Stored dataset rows

+++

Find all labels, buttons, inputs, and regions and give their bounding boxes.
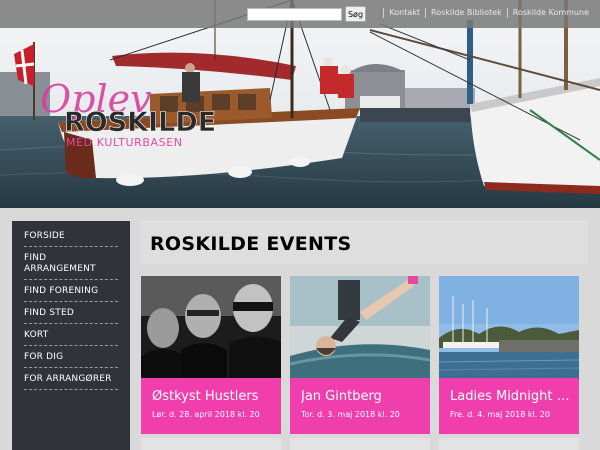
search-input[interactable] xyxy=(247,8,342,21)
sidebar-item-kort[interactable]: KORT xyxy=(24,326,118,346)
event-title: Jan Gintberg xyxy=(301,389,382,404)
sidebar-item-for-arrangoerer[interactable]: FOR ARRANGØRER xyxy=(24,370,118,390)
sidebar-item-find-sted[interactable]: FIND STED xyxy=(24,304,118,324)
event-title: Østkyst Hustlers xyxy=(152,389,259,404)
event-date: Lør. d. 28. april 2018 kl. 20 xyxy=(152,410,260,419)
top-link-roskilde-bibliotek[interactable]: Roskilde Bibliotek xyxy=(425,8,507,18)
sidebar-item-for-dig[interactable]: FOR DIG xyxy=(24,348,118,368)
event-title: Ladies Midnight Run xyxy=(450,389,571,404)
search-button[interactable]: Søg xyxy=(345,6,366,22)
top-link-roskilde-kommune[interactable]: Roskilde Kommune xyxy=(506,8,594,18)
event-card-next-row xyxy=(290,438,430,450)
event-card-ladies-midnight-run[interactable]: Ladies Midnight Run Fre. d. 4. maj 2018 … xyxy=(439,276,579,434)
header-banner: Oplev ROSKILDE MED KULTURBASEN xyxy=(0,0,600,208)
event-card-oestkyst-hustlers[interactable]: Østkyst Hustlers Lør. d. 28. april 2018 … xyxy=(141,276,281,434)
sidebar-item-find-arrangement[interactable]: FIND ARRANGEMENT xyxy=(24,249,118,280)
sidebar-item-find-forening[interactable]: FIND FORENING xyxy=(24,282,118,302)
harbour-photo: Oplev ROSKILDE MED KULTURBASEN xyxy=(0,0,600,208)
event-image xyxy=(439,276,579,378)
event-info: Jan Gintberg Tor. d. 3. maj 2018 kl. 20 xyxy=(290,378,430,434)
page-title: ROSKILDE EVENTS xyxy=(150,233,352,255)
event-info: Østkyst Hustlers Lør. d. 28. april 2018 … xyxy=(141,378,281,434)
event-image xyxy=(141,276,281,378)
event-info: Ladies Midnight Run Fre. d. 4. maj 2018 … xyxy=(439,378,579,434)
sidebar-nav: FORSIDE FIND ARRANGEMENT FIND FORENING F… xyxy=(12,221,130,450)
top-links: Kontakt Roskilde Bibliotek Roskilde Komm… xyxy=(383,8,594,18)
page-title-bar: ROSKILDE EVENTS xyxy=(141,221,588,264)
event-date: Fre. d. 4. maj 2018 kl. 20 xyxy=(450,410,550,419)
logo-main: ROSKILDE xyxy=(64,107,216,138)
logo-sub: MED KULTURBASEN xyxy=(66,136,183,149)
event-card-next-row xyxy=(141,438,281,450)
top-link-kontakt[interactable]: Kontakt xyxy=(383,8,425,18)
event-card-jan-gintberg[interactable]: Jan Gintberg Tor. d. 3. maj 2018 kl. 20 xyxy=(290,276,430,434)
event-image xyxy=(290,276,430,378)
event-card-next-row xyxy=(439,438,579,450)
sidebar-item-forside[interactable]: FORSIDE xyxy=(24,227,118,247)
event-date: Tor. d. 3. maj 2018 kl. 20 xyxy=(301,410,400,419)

+++

Could you copy all the rows above word for word, leaving out the picture?

Find all labels, buttons, inputs, and regions and give their bounding boxes.
search-input[interactable] xyxy=(247,8,342,21)
sidebar-item-kort[interactable]: KORT xyxy=(24,326,118,346)
event-title: Jan Gintberg xyxy=(301,389,382,404)
sidebar-item-for-arrangoerer[interactable]: FOR ARRANGØRER xyxy=(24,370,118,390)
sidebar-item-find-sted[interactable]: FIND STED xyxy=(24,304,118,324)
event-title: Østkyst Hustlers xyxy=(152,389,259,404)
event-date: Lør. d. 28. april 2018 kl. 20 xyxy=(152,410,260,419)
top-link-roskilde-bibliotek[interactable]: Roskilde Bibliotek xyxy=(425,8,507,18)
sidebar-item-for-dig[interactable]: FOR DIG xyxy=(24,348,118,368)
event-title: Ladies Midnight Run xyxy=(450,389,571,404)
search-button[interactable]: Søg xyxy=(345,6,366,22)
top-link-roskilde-kommune[interactable]: Roskilde Kommune xyxy=(506,8,594,18)
event-card-next-row xyxy=(290,438,430,450)
event-card-ladies-midnight-run[interactable]: Ladies Midnight Run Fre. d. 4. maj 2018 … xyxy=(439,276,579,434)
header-banner: Oplev ROSKILDE MED KULTURBASEN xyxy=(0,0,600,208)
event-card-oestkyst-hustlers[interactable]: Østkyst Hustlers Lør. d. 28. april 2018 … xyxy=(141,276,281,434)
sidebar-item-find-arrangement[interactable]: FIND ARRANGEMENT xyxy=(24,249,118,280)
sidebar-item-find-forening[interactable]: FIND FORENING xyxy=(24,282,118,302)
harbour-photo: Oplev ROSKILDE MED KULTURBASEN xyxy=(0,0,600,208)
event-image xyxy=(439,276,579,378)
event-info: Jan Gintberg Tor. d. 3. maj 2018 kl. 20 xyxy=(290,378,430,434)
page-title: ROSKILDE EVENTS xyxy=(150,233,352,255)
event-info: Østkyst Hustlers Lør. d. 28. april 2018 … xyxy=(141,378,281,434)
event-image xyxy=(141,276,281,378)
event-info: Ladies Midnight Run Fre. d. 4. maj 2018 … xyxy=(439,378,579,434)
sidebar-nav: FORSIDE FIND ARRANGEMENT FIND FORENING F… xyxy=(12,221,130,450)
top-links: Kontakt Roskilde Bibliotek Roskilde Komm… xyxy=(383,8,594,18)
page-title-bar: ROSKILDE EVENTS xyxy=(141,221,588,264)
event-date: Fre. d. 4. maj 2018 kl. 20 xyxy=(450,410,550,419)
logo-main: ROSKILDE xyxy=(64,107,216,138)
logo-sub: MED KULTURBASEN xyxy=(66,136,183,149)
event-card-next-row xyxy=(141,438,281,450)
top-link-kontakt[interactable]: Kontakt xyxy=(383,8,425,18)
event-card-jan-gintberg[interactable]: Jan Gintberg Tor. d. 3. maj 2018 kl. 20 xyxy=(290,276,430,434)
event-image xyxy=(290,276,430,378)
event-card-next-row xyxy=(439,438,579,450)
sidebar-item-forside[interactable]: FORSIDE xyxy=(24,227,118,247)
event-date: Tor. d. 3. maj 2018 kl. 20 xyxy=(301,410,400,419)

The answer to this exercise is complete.